__Data shown__:
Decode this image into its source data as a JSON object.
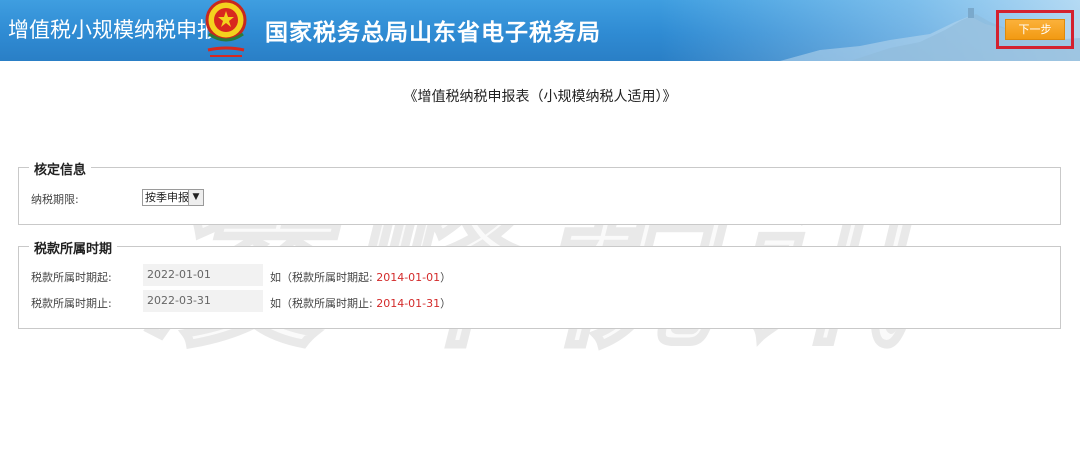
{
  "header": {
    "system_title": "增值税小规模纳税申报",
    "bureau_name": "国家税务总局山东省电子税务局",
    "emblem_icon": "tax-emblem-icon",
    "next_button_label": "下一步",
    "next_highlight_color": "#d3212f",
    "next_button_color": "#f5a623"
  },
  "form": {
    "title": "《增值税纳税申报表（小规模纳税人适用）》"
  },
  "section_verify": {
    "legend": "核定信息",
    "period_label": "纳税期限:",
    "period_selected": "按季申报"
  },
  "section_period": {
    "legend": "税款所属时期",
    "start_label": "税款所属时期起:",
    "start_value": "2022-01-01",
    "start_hint_prefix": "如（税款所属时期起: ",
    "start_hint_example": "2014-01-01",
    "start_hint_suffix": "）",
    "end_label": "税款所属时期止:",
    "end_value": "2022-03-31",
    "end_hint_prefix": "如（税款所属时期止: ",
    "end_hint_example": "2014-01-31",
    "end_hint_suffix": "）"
  },
  "watermark": {
    "text": "凌峰税讯"
  }
}
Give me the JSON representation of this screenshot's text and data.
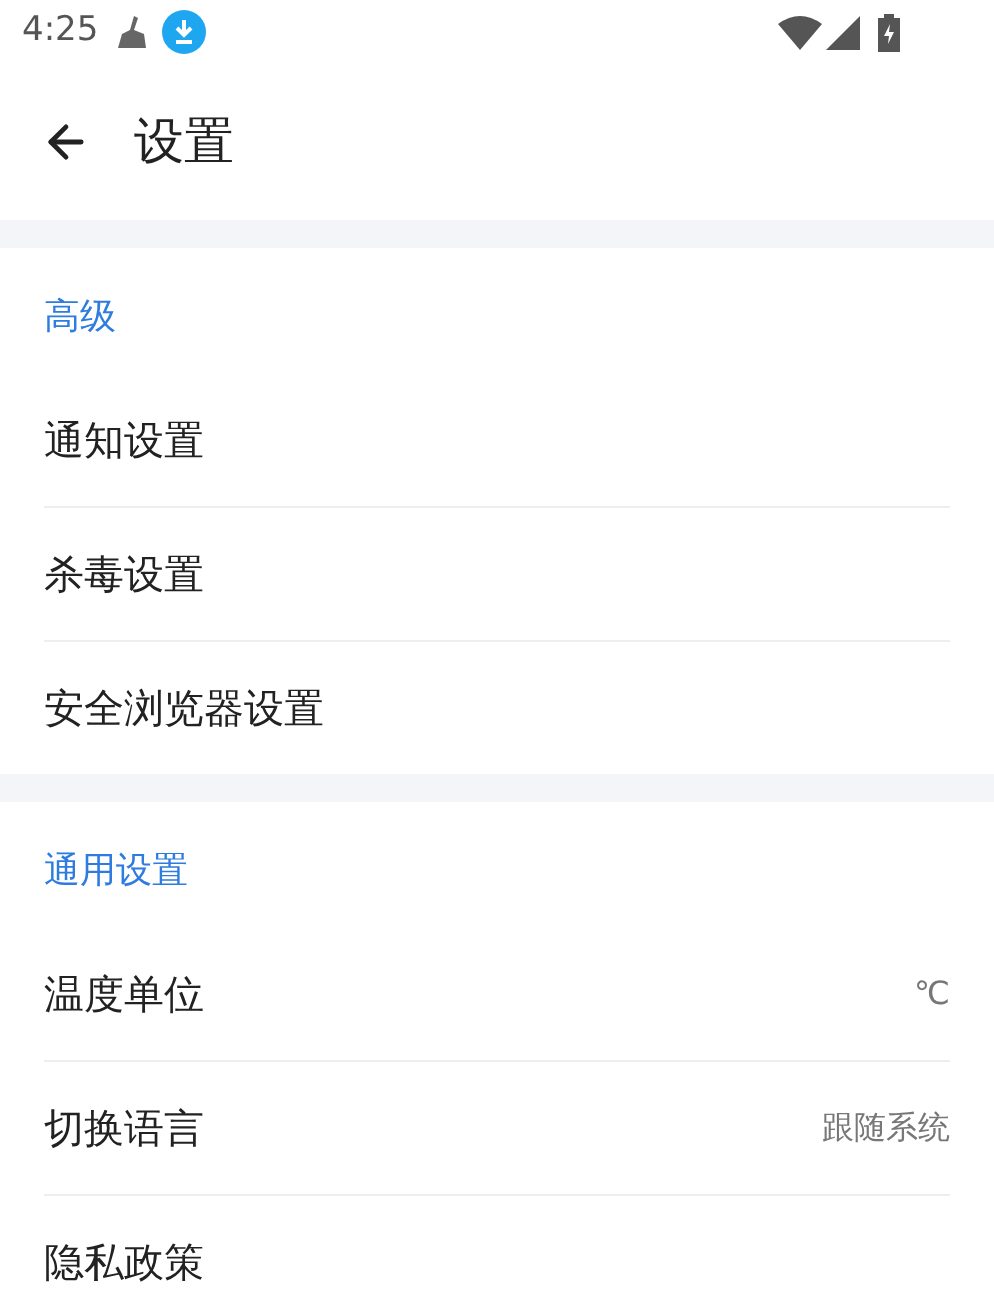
{
  "status_bar": {
    "time": "4:25"
  },
  "header": {
    "title": "设置"
  },
  "sections": [
    {
      "title": "高级",
      "items": [
        {
          "label": "通知设置"
        },
        {
          "label": "杀毒设置"
        },
        {
          "label": "安全浏览器设置"
        }
      ]
    },
    {
      "title": "通用设置",
      "items": [
        {
          "label": "温度单位",
          "value": "℃"
        },
        {
          "label": "切换语言",
          "value": "跟随系统"
        },
        {
          "label": "隐私政策"
        }
      ]
    }
  ]
}
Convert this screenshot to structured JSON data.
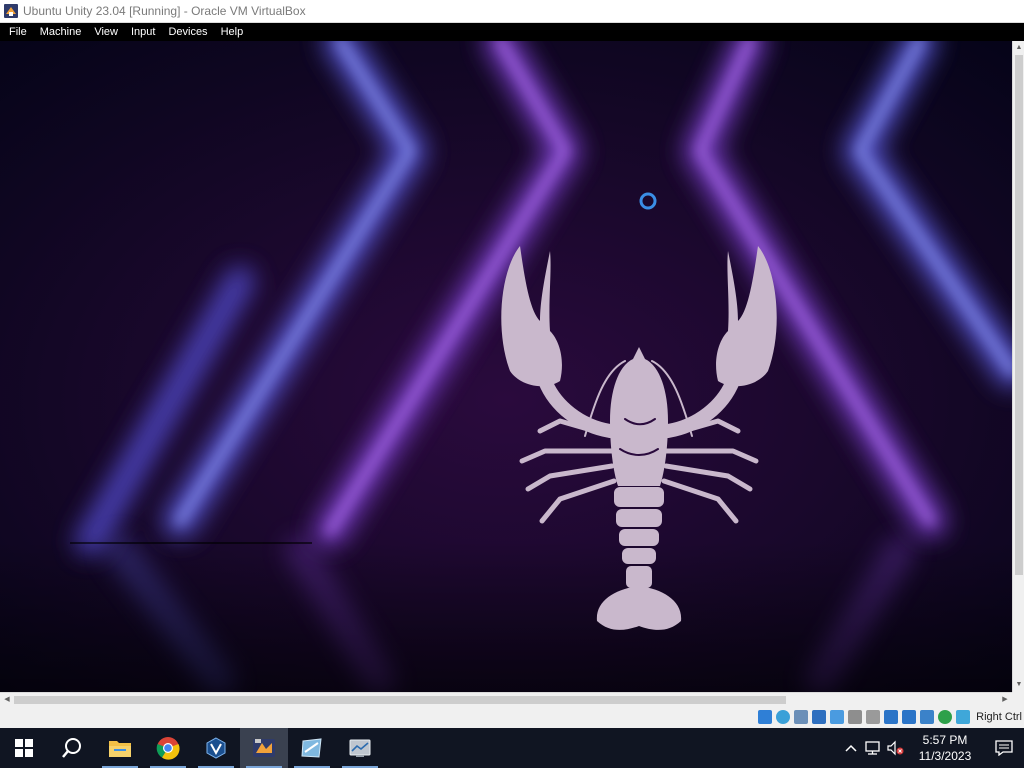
{
  "window": {
    "title": "Ubuntu Unity 23.04 [Running] - Oracle VM VirtualBox"
  },
  "menu": {
    "items": [
      "File",
      "Machine",
      "View",
      "Input",
      "Devices",
      "Help"
    ]
  },
  "statusbar": {
    "host_key": "Right Ctrl",
    "icons": [
      "hard-disk-icon",
      "optical-drive-icon",
      "audio-icon",
      "network-icon",
      "usb-icon",
      "shared-folders-icon",
      "display-icon",
      "video-capture-icon",
      "cpu-icon",
      "mouse-integration-icon",
      "keyboard-icon"
    ]
  },
  "taskbar": {
    "apps": [
      "start-icon",
      "search-icon",
      "file-explorer-icon",
      "chrome-icon",
      "virtualbox-manager-icon",
      "virtualbox-vm-icon",
      "app-icon",
      "app-icon-2"
    ],
    "time": "5:57 PM",
    "date": "11/3/2023"
  },
  "colors": {
    "accent": "#3a8ee6",
    "wallpaper_bg": "#0a0524",
    "lobster": "#c9b8cc",
    "taskbar": "#101522"
  }
}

__The task__:
List each line in the listing that contains the string "this".

__Answer__:
Decode this image into its source data as a JSON object.
Give me the JSON representation of this screenshot's text and data.
Convert this screenshot to structured JSON data.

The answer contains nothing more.